ÉNONCÉ A:
Recopiez fidèlement le passage de l'extrait choisi qui va de « J’avoue que je » jusqu'à « sa soirée arrivoit. » inclus.
ÉNONCÉ B:
Parmi les lignes de données, reprenez celles qui vont de la ligne contenant « Find all labels, buttons, inputs, and » jusqu'à la ligne contenant « series-line-sbpt <box>125 13 738 391</box> » incluse. Substituez « marker-disc » à « marker-circle » et laissez tout le reste inchangé.

EXTRAIT CHOISI:
--------------------------------

J’avoue que je me sentis ravi dans mon extrême surprise par le vif intérêt que je prenois en lui. Je le lui témoignai avec effusion de cœur en le remerciant de cette confidence. Je lui dis qu’il savoit que depuis bien longtemps je ne lui parlois plus de l’indécence de sa vie ni du temps qu’il y perdoit, parce que j’avois reconnu que j’y perdois le mien ; que je désespérois depuis longtemps qu’il pût changer de conduite ; que j’en avois une grande douleur ; qu’il ne pouvoit ignorer à quel point je Pavais toujours désiré par tout ce qui s’étoit passé entre lui et moi là-dessus à bien des reprises, et qu’il pouvoit juger de la surprise et de la joie qu’il me donnoit. Il m’assura de plus en plus que sa résolution étoit bien prise, et là-dessus je pris congé parce que l’heure de sa soirée arrivoit.

--------------------------------

[Données extraites d'une collection]

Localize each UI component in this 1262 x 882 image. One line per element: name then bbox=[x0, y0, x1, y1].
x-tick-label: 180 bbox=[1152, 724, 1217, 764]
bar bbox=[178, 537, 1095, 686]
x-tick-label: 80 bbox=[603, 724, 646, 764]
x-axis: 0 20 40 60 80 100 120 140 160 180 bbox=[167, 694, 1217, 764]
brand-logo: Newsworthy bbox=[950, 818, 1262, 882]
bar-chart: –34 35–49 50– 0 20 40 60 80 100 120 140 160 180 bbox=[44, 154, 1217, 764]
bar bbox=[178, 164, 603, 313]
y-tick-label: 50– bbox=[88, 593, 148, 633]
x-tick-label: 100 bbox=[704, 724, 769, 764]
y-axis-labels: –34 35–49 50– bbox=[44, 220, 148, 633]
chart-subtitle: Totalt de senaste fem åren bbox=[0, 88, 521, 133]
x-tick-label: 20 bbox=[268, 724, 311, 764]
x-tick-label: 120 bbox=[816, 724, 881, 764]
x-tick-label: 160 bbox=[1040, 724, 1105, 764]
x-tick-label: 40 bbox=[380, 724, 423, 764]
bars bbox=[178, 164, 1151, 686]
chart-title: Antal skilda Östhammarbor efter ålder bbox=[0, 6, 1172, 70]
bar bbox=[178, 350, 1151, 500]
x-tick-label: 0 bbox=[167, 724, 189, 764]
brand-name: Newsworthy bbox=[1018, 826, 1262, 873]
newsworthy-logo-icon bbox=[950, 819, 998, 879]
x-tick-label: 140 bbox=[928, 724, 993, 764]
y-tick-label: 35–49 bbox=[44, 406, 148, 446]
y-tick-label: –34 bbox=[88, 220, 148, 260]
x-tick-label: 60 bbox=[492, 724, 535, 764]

--------------------------------

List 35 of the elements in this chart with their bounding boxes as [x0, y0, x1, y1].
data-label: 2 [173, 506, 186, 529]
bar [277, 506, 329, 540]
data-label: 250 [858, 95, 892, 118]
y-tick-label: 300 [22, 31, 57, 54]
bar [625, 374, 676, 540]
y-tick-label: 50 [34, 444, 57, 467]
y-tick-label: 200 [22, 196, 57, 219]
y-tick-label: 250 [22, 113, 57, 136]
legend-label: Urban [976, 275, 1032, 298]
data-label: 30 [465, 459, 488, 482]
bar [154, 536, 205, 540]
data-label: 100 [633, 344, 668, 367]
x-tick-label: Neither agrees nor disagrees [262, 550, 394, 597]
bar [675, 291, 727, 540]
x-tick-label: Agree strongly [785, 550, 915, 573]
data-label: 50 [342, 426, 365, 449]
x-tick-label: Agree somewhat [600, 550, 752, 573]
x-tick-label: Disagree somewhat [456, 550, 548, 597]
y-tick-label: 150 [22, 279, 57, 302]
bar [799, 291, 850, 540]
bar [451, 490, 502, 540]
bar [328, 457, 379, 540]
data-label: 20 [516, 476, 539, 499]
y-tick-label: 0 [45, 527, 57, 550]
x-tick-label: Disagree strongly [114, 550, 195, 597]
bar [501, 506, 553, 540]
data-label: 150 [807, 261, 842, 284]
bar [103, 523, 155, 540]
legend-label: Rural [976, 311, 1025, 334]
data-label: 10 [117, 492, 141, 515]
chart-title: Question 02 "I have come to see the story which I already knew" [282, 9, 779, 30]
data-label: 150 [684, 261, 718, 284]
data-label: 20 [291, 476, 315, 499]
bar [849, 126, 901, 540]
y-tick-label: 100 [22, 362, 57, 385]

--------------------------------

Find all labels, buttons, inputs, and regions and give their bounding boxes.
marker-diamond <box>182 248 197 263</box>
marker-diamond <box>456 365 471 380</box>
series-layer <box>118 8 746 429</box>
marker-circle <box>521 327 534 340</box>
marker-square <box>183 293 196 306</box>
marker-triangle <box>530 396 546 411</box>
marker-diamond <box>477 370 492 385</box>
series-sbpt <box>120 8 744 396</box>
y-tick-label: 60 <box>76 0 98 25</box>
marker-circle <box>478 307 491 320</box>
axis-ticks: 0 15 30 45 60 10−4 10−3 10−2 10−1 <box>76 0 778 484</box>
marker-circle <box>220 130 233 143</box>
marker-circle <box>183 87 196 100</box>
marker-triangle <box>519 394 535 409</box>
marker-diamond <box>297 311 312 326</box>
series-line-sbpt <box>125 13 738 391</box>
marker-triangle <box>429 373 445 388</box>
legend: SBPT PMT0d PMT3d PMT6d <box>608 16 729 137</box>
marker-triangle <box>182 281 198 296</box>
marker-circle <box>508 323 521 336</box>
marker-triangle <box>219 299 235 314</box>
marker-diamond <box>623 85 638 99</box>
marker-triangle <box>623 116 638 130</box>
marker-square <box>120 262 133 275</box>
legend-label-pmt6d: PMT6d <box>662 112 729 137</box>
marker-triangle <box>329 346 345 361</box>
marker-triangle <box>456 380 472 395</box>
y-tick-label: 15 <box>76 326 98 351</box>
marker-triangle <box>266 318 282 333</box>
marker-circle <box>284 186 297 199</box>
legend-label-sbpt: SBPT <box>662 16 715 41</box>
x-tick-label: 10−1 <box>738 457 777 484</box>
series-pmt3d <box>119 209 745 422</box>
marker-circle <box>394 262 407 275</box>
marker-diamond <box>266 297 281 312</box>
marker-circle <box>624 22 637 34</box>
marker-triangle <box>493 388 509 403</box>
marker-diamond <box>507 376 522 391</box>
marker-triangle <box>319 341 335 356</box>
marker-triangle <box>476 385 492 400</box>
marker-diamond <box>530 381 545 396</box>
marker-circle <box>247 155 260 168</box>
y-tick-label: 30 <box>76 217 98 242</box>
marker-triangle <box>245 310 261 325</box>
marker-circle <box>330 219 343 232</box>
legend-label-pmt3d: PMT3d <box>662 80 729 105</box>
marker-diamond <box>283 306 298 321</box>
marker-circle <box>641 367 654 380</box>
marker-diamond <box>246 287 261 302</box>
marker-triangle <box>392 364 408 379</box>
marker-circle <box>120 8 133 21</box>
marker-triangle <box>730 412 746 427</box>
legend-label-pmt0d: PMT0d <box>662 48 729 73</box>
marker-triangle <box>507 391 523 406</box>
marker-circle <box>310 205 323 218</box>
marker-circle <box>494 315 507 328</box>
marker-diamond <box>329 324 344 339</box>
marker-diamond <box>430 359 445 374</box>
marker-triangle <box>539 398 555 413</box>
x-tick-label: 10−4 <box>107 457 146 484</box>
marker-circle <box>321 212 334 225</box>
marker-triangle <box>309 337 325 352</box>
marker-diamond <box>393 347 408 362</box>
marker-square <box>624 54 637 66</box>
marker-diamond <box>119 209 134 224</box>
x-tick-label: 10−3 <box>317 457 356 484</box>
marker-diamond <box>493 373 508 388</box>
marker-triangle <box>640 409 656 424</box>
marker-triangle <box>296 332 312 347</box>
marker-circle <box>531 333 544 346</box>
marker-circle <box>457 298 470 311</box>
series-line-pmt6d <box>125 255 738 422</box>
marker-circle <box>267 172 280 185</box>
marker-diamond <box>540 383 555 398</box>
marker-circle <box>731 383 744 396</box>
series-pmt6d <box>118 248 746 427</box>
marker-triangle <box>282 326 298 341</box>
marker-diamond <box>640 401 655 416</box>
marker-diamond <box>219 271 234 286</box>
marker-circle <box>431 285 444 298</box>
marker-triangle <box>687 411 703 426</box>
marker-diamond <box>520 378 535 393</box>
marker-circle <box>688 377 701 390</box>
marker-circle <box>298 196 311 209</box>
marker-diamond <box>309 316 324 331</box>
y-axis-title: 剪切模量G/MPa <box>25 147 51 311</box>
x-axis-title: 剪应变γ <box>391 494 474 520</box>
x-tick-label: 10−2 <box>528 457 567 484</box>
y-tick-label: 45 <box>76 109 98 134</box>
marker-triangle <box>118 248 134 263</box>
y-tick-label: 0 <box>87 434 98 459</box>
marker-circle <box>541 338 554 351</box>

--------------------------------

RÉSULTAT OBTENU A:
J’avoue que je me sentis ravi dans mon extrême surprise par le vif intérêt que je prenois en lui. Je le lui témoignai avec effusion de cœur en le remerciant de cette confidence. Je lui dis qu’il savoit que depuis bien longtemps je ne lui parlois plus de l’indécence de sa vie ni du temps qu’il y perdoit, parce que j’avois reconnu que j’y perdois le mien ; que je désespérois depuis longtemps qu’il pût changer de conduite ; que j’en avois une grande douleur ; qu’il ne pouvoit ignorer à quel point je Pavais toujours désiré par tout ce qui s’étoit passé entre lui et moi là-dessus à bien des reprises, et qu’il pouvoit juger de la surprise et de la joie qu’il me donnoit. Il m’assura de plus en plus que sa résolution étoit bien prise, et là-dessus je pris congé parce que l’heure de sa soirée arrivoit.

RÉSULTAT OBTENU B:
Find all labels, buttons, inputs, and regions and give their bounding boxes.
marker-diamond <box>182 248 197 263</box>
marker-diamond <box>456 365 471 380</box>
series-layer <box>118 8 746 429</box>
marker-disc <box>521 327 534 340</box>
marker-square <box>183 293 196 306</box>
marker-triangle <box>530 396 546 411</box>
marker-diamond <box>477 370 492 385</box>
series-sbpt <box>120 8 744 396</box>
y-tick-label: 60 <box>76 0 98 25</box>
marker-disc <box>478 307 491 320</box>
axis-ticks: 0 15 30 45 60 10−4 10−3 10−2 10−1 <box>76 0 778 484</box>
marker-disc <box>220 130 233 143</box>
marker-disc <box>183 87 196 100</box>
marker-triangle <box>519 394 535 409</box>
marker-diamond <box>297 311 312 326</box>
series-line-sbpt <box>125 13 738 391</box>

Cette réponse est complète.